## [READING PASSAGE]
▼

Senior Staff Editor, International

There are different ways of responding to shock. You can absorb the event, taking time to reflect on it. Or you can react immediately, plunging into action in the hope it rearranges the rupture.

President Emmanuel Macron of France is clearly partial to the second approach.

Just hours after the stunning success of Marine Le Pen's far-right National Rally in Sunday's vote for the European Parliament, Macron dissolved parliament and called snap elections. Jaws fell to the floor. The vote, to be held over two rounds on June 30 and July 7, hands the French far right a seemingly golden opportunity to enter government. The move, Cole Stangler writes in a guest essay today, will "go down as one of the wildest gambles in modern French history."

The risk, Stangler shows, was calculated. Already lacking a majority in the National Assembly, Macron faced a slow draining away of his authority in the wake of Sunday's vote. His coalition, never stable, could crack under the pressure of the ascendant National Rally; the path to a Le Pen presidency in 2027 was all too clear to see. To break this dynamic, Macron — as he has so often in his political career — took the risky option.

▲

## [GIVEN INSTRUCTION A]
Copy the rows exactly, from the start of the rows through the line that contains "appendix-line-3: от 30.10.2015.", including both ends.

## [EXTRACTED INFORMATION]
▼

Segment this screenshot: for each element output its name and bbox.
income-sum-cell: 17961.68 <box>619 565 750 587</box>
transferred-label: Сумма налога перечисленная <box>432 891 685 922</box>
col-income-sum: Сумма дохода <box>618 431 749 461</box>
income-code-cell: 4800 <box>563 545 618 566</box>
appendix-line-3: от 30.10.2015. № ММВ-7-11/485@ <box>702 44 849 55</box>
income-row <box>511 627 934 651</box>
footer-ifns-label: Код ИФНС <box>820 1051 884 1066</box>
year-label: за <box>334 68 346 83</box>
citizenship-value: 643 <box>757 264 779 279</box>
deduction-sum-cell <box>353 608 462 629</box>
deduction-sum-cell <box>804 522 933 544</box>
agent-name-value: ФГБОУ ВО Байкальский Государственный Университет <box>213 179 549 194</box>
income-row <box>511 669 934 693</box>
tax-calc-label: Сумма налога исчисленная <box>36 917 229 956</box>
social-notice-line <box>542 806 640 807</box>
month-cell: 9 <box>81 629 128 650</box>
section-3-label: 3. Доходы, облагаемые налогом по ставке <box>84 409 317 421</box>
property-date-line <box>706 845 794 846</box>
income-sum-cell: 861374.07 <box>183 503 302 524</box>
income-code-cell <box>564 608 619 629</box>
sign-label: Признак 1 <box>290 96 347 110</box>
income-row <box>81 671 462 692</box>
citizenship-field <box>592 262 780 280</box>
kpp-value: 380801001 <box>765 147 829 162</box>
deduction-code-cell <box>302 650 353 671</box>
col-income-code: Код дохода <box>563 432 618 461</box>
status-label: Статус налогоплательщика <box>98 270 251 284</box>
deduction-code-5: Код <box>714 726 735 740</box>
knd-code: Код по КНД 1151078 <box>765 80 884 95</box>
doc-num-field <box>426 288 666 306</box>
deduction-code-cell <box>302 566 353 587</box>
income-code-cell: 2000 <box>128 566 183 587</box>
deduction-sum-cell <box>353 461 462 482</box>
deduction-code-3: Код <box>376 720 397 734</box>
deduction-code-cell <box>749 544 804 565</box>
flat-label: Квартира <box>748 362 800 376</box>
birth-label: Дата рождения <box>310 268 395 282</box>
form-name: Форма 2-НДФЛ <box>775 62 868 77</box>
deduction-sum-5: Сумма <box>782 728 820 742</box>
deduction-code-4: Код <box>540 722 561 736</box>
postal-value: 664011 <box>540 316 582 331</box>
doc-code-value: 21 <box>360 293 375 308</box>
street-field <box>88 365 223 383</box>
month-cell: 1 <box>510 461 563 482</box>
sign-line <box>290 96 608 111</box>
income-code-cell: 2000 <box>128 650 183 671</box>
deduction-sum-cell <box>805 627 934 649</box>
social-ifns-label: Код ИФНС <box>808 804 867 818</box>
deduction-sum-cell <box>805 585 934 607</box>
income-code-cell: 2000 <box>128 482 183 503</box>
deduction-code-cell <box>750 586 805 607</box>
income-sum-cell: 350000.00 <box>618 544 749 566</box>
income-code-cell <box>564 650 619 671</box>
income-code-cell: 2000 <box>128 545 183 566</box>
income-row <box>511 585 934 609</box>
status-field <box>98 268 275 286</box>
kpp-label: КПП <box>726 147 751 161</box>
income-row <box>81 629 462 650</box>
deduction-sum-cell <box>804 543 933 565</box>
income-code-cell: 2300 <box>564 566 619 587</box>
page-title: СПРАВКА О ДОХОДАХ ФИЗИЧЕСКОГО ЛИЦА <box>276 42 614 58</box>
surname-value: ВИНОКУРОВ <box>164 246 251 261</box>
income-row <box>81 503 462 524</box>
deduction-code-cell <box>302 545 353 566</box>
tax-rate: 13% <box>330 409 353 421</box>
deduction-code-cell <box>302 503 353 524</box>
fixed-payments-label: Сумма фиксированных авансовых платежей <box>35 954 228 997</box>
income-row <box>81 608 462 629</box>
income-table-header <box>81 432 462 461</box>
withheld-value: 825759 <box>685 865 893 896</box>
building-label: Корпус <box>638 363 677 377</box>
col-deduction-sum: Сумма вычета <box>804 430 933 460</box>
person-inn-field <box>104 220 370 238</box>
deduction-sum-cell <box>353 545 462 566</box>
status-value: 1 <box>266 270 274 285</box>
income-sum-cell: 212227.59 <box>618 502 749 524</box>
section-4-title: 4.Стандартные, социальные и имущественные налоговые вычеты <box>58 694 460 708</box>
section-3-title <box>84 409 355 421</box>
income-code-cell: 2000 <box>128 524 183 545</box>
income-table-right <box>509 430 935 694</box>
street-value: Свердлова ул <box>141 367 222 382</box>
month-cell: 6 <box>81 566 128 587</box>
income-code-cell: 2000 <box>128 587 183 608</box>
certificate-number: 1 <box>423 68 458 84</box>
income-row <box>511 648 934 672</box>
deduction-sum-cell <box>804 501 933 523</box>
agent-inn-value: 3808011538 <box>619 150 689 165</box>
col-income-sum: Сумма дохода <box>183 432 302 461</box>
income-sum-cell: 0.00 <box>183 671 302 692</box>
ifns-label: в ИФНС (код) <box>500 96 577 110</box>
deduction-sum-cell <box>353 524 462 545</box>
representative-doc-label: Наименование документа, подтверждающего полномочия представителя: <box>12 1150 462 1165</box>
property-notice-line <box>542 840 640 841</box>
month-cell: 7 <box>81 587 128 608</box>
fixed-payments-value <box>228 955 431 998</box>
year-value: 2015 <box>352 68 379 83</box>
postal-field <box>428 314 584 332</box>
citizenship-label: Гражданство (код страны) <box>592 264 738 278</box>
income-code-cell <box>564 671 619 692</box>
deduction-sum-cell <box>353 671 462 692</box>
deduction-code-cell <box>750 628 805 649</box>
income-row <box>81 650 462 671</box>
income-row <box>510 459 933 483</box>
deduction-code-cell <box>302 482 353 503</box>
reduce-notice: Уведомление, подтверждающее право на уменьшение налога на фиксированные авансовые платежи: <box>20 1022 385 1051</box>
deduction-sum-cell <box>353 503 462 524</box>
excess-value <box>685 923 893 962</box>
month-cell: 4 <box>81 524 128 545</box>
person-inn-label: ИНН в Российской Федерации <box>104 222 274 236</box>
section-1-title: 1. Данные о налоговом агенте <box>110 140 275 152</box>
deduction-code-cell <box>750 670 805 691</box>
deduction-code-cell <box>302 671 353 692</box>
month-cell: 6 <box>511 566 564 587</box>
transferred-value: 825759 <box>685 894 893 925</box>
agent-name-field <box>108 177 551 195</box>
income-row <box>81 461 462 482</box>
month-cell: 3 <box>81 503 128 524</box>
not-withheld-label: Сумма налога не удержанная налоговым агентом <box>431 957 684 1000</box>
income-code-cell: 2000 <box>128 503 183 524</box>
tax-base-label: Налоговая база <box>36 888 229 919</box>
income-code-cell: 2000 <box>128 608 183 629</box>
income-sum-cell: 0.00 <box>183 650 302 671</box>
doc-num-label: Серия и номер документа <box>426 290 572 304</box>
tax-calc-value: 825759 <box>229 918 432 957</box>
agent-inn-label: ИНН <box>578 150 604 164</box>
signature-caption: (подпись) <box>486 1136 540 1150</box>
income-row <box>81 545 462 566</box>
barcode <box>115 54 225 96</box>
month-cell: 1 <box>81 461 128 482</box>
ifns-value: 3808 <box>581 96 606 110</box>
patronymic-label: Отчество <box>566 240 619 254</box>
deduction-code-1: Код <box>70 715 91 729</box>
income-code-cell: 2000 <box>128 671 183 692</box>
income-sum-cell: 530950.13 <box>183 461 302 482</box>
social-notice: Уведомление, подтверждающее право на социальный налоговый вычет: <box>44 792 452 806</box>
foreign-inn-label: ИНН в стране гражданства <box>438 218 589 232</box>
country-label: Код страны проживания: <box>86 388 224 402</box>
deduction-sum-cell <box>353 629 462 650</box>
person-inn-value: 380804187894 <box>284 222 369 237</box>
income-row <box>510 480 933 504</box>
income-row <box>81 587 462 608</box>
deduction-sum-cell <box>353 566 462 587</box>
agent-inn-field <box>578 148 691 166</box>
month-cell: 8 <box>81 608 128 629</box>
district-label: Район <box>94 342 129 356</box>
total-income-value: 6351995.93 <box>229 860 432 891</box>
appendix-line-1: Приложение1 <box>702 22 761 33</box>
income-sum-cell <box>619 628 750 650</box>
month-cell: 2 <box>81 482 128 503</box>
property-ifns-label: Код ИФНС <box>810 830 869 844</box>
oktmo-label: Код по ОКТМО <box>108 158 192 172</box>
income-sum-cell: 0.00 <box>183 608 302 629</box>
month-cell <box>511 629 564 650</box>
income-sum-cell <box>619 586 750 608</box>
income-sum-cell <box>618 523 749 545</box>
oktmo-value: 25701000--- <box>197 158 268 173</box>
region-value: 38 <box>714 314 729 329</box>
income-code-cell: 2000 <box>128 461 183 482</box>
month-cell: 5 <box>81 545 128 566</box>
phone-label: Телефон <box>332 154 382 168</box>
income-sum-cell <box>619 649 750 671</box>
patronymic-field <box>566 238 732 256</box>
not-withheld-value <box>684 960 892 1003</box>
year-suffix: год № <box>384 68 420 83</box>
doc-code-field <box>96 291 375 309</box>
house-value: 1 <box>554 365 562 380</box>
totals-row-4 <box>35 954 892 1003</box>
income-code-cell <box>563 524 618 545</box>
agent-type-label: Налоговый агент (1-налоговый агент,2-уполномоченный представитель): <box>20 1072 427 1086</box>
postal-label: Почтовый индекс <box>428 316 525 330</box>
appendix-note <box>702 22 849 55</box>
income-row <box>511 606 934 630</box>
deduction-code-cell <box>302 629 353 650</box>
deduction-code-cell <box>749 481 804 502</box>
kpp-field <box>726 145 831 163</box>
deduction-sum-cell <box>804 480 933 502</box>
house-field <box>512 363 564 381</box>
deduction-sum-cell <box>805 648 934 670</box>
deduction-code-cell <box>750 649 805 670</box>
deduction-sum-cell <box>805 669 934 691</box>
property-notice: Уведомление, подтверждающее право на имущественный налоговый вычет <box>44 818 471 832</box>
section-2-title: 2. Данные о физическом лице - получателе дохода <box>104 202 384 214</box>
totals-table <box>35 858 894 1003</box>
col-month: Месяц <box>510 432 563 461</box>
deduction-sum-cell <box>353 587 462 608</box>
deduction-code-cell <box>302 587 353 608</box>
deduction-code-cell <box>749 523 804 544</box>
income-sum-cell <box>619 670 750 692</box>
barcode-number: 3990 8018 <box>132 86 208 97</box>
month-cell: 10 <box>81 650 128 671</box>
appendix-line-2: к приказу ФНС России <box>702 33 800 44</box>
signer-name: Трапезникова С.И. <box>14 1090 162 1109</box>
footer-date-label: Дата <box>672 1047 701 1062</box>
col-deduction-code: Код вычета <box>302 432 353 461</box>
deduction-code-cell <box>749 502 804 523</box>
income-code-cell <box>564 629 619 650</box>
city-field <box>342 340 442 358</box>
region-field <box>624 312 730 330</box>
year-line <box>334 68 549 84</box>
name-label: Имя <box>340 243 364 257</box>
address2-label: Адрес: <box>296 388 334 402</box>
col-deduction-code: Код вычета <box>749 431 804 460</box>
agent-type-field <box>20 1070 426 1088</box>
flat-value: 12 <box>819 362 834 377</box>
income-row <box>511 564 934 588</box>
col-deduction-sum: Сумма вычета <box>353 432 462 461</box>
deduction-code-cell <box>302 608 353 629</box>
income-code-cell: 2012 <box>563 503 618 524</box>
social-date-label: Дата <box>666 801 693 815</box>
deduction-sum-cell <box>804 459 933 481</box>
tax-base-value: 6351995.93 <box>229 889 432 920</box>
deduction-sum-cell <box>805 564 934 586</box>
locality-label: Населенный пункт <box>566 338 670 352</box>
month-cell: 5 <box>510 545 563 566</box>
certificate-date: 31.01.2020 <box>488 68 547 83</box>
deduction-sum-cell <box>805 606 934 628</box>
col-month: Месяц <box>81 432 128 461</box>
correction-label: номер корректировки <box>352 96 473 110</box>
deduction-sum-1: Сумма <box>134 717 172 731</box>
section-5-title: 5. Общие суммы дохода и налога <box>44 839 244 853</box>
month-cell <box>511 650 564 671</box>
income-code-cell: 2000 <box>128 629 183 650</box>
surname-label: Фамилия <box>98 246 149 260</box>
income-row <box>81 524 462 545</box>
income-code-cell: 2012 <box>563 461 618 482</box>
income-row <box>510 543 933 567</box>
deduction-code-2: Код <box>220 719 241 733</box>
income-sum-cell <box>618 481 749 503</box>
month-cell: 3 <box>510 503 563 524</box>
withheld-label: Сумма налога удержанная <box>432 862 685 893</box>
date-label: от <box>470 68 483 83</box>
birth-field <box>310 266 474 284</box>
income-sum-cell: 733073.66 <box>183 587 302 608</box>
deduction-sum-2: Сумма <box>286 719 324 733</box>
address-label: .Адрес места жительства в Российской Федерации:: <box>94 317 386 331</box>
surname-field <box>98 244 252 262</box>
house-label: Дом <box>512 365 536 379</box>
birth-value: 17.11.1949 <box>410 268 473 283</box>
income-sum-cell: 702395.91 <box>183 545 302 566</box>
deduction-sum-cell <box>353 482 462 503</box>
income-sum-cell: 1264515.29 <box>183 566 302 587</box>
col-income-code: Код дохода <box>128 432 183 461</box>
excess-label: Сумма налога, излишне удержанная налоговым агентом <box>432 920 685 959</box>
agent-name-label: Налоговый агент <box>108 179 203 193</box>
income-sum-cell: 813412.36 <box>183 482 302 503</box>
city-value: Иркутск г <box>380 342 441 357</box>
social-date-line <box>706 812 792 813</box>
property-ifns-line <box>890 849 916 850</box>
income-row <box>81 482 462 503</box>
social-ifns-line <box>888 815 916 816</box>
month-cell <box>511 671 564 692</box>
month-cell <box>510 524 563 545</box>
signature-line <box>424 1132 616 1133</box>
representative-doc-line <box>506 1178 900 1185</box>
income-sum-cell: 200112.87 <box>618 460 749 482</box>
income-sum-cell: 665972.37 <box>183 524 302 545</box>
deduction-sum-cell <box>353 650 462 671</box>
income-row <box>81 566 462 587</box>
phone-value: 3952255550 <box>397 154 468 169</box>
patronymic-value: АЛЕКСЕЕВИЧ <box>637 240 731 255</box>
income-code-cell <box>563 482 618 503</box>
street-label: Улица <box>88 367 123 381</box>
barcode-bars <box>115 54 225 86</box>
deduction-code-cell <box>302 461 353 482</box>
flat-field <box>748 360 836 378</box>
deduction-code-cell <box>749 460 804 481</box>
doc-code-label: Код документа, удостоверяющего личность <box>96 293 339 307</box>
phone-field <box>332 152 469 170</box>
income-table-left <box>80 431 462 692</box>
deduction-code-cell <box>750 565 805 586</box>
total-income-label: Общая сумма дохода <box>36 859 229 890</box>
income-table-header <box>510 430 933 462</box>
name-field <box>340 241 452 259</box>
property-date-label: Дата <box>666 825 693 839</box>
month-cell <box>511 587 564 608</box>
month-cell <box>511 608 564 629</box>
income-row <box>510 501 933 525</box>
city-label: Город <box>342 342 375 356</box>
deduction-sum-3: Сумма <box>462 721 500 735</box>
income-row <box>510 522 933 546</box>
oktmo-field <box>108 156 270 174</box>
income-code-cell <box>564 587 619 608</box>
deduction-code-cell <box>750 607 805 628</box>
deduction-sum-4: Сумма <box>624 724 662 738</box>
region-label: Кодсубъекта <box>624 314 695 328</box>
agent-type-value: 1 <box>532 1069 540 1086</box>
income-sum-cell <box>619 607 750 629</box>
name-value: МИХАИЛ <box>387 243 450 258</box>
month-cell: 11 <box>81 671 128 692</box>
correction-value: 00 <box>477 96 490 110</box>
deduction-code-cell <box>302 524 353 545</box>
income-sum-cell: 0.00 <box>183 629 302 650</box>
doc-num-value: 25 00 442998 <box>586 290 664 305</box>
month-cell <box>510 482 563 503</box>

▲

## [GIVEN INSTRUCTION B]
Rewrite the stretch of the passage on Macron's snap elections from "Senior Staff Editor, International" through "the second approach.", changing "shock" to "upheaval".

## [FULL ANSWER A]
Segment this screenshot: for each element output its name and bbox.
income-sum-cell: 17961.68 <box>619 565 750 587</box>
transferred-label: Сумма налога перечисленная <box>432 891 685 922</box>
col-income-sum: Сумма дохода <box>618 431 749 461</box>
income-code-cell: 4800 <box>563 545 618 566</box>
appendix-line-3: от 30.10.2015. № ММВ-7-11/485@ <box>702 44 849 55</box>

## [FULL ANSWER B]
Senior Staff Editor, International

There are different ways of responding to upheaval. You can absorb the event, taking time to reflect on it. Or you can react immediately, plunging into action in the hope it rearranges the rupture.

President Emmanuel Macron of France is clearly partial to the second approach.